== WHAT YOU WILL DO ==
The records below are to be quoted in full; please keep every word exact.

== GIVEN RECORDS ==
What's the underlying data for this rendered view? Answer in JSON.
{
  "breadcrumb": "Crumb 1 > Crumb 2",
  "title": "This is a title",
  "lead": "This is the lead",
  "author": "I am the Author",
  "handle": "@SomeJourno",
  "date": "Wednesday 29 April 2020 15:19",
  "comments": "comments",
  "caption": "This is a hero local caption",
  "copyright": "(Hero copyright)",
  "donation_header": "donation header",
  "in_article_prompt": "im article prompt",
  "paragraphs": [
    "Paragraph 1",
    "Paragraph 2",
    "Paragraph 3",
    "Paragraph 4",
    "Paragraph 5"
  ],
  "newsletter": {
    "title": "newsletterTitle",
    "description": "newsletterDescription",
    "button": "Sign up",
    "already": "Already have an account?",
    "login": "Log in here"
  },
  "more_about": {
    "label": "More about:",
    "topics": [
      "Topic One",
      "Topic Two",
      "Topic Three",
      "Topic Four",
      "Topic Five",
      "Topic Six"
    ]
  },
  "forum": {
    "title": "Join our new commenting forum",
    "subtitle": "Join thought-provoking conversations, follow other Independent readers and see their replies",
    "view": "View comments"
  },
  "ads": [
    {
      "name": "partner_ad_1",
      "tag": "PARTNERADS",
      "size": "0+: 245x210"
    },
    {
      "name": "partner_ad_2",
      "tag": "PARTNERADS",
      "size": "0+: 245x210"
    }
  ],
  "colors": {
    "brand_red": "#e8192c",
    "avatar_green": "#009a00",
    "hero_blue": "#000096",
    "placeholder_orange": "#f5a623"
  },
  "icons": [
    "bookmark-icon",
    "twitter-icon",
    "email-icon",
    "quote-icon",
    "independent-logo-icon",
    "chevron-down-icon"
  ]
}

== REPLY TO THE TASK ==
What's the underlying data for this rendered view? Answer in JSON.
{
  "breadcrumb": "Crumb 1 > Crumb 2",
  "title": "This is a title",
  "lead": "This is the lead",
  "author": "I am the Author",
  "handle": "@SomeJourno",
  "date": "Wednesday 29 April 2020 15:19",
  "comments": "comments",
  "caption": "This is a hero local caption",
  "copyright": "(Hero copyright)",
  "donation_header": "donation header",
  "in_article_prompt": "im article prompt",
  "paragraphs": [
    "Paragraph 1",
    "Paragraph 2",
    "Paragraph 3",
    "Paragraph 4",
    "Paragraph 5"
  ],
  "newsletter": {
    "title": "newsletterTitle",
    "description": "newsletterDescription",
    "button": "Sign up",
    "already": "Already have an account?",
    "login": "Log in here"
  },
  "more_about": {
    "label": "More about:",
    "topics": [
      "Topic One",
      "Topic Two",
      "Topic Three",
      "Topic Four",
      "Topic Five",
      "Topic Six"
    ]
  },
  "forum": {
    "title": "Join our new commenting forum",
    "subtitle": "Join thought-provoking conversations, follow other Independent readers and see their replies",
    "view": "View comments"
  },
  "ads": [
    {
      "name": "partner_ad_1",
      "tag": "PARTNERADS",
      "size": "0+: 245x210"
    },
    {
      "name": "partner_ad_2",
      "tag": "PARTNERADS",
      "size": "0+: 245x210"
    }
  ],
  "colors": {
    "brand_red": "#e8192c",
    "avatar_green": "#009a00",
    "hero_blue": "#000096",
    "placeholder_orange": "#f5a623"
  },
  "icons": [
    "bookmark-icon",
    "twitter-icon",
    "email-icon",
    "quote-icon",
    "independent-logo-icon",
    "chevron-down-icon"
  ]
}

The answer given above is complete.